_REQUIRED WORK_. Transcribe the records that follow in their entirety, omitting any pictures.

(Stored data)
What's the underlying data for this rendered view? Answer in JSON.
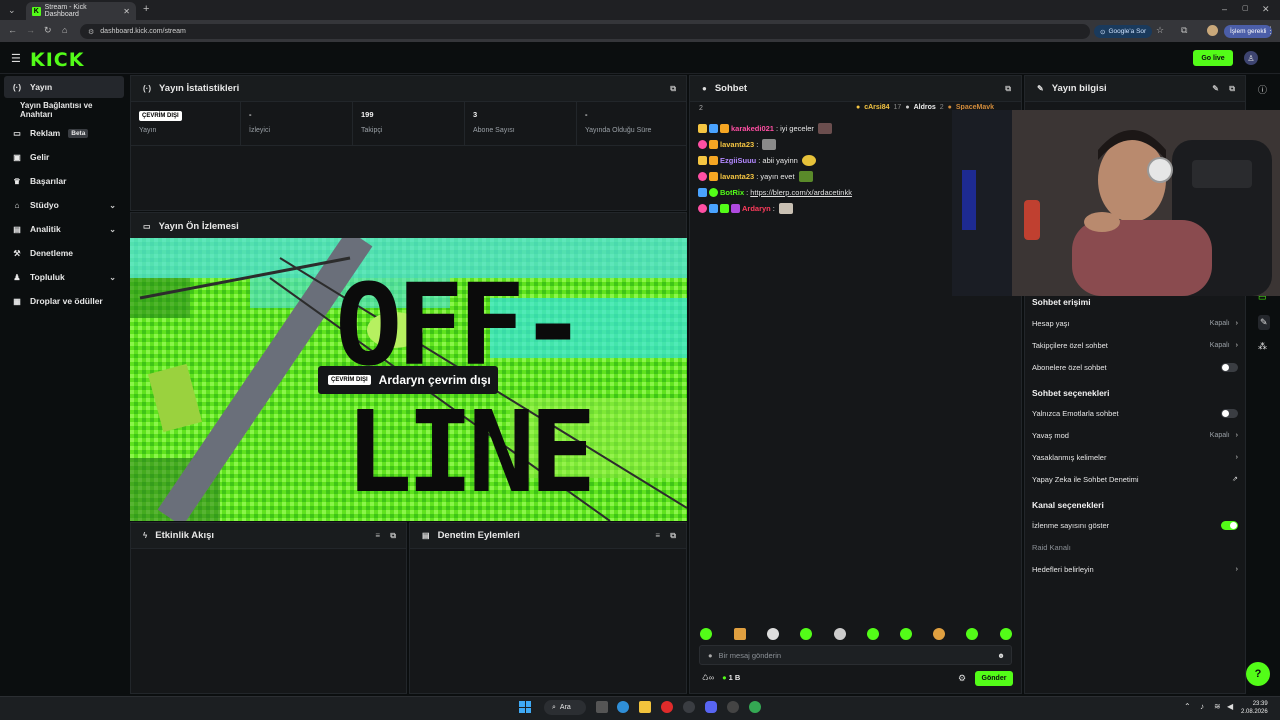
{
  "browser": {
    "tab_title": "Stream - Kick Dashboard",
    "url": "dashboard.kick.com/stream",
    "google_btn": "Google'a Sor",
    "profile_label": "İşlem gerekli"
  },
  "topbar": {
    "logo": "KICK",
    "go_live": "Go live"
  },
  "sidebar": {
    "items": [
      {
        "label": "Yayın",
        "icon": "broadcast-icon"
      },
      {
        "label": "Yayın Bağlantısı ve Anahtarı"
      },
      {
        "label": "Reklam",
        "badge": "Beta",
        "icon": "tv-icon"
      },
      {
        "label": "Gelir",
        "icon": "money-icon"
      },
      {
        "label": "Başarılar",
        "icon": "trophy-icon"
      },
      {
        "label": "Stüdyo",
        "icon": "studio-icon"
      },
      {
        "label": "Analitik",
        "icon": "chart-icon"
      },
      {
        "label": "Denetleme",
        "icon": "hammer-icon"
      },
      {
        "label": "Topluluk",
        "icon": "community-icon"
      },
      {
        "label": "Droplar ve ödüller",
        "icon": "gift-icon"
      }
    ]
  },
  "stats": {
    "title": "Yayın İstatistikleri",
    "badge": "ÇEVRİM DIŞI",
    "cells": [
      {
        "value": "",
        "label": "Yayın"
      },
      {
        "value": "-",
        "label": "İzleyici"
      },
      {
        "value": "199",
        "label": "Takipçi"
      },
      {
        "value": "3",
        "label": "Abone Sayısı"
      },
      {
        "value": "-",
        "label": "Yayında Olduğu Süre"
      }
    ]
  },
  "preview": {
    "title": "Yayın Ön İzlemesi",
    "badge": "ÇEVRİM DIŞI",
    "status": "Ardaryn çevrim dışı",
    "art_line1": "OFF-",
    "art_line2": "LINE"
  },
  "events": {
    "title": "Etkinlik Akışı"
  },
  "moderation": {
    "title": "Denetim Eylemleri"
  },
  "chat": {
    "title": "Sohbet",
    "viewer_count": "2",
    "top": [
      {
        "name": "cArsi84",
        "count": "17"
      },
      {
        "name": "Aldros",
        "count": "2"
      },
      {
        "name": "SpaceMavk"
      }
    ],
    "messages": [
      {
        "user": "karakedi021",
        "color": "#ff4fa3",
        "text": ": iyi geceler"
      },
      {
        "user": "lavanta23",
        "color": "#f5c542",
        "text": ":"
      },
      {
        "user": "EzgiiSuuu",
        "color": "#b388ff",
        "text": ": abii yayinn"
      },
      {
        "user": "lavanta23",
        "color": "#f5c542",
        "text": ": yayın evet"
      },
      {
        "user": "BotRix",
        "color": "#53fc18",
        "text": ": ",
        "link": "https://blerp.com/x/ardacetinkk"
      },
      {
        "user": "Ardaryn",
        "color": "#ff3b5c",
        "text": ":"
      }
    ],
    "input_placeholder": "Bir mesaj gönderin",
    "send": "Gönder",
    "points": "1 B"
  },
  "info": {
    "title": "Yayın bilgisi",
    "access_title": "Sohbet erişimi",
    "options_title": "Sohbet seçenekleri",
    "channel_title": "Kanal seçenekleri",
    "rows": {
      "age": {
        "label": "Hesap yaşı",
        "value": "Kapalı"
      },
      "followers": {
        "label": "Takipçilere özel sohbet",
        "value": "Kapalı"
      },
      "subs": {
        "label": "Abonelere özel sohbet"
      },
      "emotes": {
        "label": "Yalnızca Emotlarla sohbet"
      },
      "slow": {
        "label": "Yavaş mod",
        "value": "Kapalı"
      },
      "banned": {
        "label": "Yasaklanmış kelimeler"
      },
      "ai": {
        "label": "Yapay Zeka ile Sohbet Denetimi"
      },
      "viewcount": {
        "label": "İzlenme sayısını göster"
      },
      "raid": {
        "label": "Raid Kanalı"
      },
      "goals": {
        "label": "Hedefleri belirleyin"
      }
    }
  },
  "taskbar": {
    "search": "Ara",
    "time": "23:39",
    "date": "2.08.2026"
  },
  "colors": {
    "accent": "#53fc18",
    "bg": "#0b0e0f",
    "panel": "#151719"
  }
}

_FINISHED TASK_.
What's the underlying data for this rendered view? Answer in JSON.
{
  "browser": {
    "tab_title": "Stream - Kick Dashboard",
    "url": "dashboard.kick.com/stream",
    "google_btn": "Google'a Sor",
    "profile_label": "İşlem gerekli"
  },
  "topbar": {
    "logo": "KICK",
    "go_live": "Go live"
  },
  "sidebar": {
    "items": [
      {
        "label": "Yayın",
        "icon": "broadcast-icon"
      },
      {
        "label": "Yayın Bağlantısı ve Anahtarı"
      },
      {
        "label": "Reklam",
        "badge": "Beta",
        "icon": "tv-icon"
      },
      {
        "label": "Gelir",
        "icon": "money-icon"
      },
      {
        "label": "Başarılar",
        "icon": "trophy-icon"
      },
      {
        "label": "Stüdyo",
        "icon": "studio-icon"
      },
      {
        "label": "Analitik",
        "icon": "chart-icon"
      },
      {
        "label": "Denetleme",
        "icon": "hammer-icon"
      },
      {
        "label": "Topluluk",
        "icon": "community-icon"
      },
      {
        "label": "Droplar ve ödüller",
        "icon": "gift-icon"
      }
    ]
  },
  "stats": {
    "title": "Yayın İstatistikleri",
    "badge": "ÇEVRİM DIŞI",
    "cells": [
      {
        "value": "",
        "label": "Yayın"
      },
      {
        "value": "-",
        "label": "İzleyici"
      },
      {
        "value": "199",
        "label": "Takipçi"
      },
      {
        "value": "3",
        "label": "Abone Sayısı"
      },
      {
        "value": "-",
        "label": "Yayında Olduğu Süre"
      }
    ]
  },
  "preview": {
    "title": "Yayın Ön İzlemesi",
    "badge": "ÇEVRİM DIŞI",
    "status": "Ardaryn çevrim dışı",
    "art_line1": "OFF-",
    "art_line2": "LINE"
  },
  "events": {
    "title": "Etkinlik Akışı"
  },
  "moderation": {
    "title": "Denetim Eylemleri"
  },
  "chat": {
    "title": "Sohbet",
    "viewer_count": "2",
    "top": [
      {
        "name": "cArsi84",
        "count": "17"
      },
      {
        "name": "Aldros",
        "count": "2"
      },
      {
        "name": "SpaceMavk"
      }
    ],
    "messages": [
      {
        "user": "karakedi021",
        "color": "#ff4fa3",
        "text": ": iyi geceler"
      },
      {
        "user": "lavanta23",
        "color": "#f5c542",
        "text": ":"
      },
      {
        "user": "EzgiiSuuu",
        "color": "#b388ff",
        "text": ": abii yayinn"
      },
      {
        "user": "lavanta23",
        "color": "#f5c542",
        "text": ": yayın evet"
      },
      {
        "user": "BotRix",
        "color": "#53fc18",
        "text": ": ",
        "link": "https://blerp.com/x/ardacetinkk"
      },
      {
        "user": "Ardaryn",
        "color": "#ff3b5c",
        "text": ":"
      }
    ],
    "input_placeholder": "Bir mesaj gönderin",
    "send": "Gönder",
    "points": "1 B"
  },
  "info": {
    "title": "Yayın bilgisi",
    "access_title": "Sohbet erişimi",
    "options_title": "Sohbet seçenekleri",
    "channel_title": "Kanal seçenekleri",
    "rows": {
      "age": {
        "label": "Hesap yaşı",
        "value": "Kapalı"
      },
      "followers": {
        "label": "Takipçilere özel sohbet",
        "value": "Kapalı"
      },
      "subs": {
        "label": "Abonelere özel sohbet"
      },
      "emotes": {
        "label": "Yalnızca Emotlarla sohbet"
      },
      "slow": {
        "label": "Yavaş mod",
        "value": "Kapalı"
      },
      "banned": {
        "label": "Yasaklanmış kelimeler"
      },
      "ai": {
        "label": "Yapay Zeka ile Sohbet Denetimi"
      },
      "viewcount": {
        "label": "İzlenme sayısını göster"
      },
      "raid": {
        "label": "Raid Kanalı"
      },
      "goals": {
        "label": "Hedefleri belirleyin"
      }
    }
  },
  "taskbar": {
    "search": "Ara",
    "time": "23:39",
    "date": "2.08.2026"
  },
  "colors": {
    "accent": "#53fc18",
    "bg": "#0b0e0f",
    "panel": "#151719"
  }
}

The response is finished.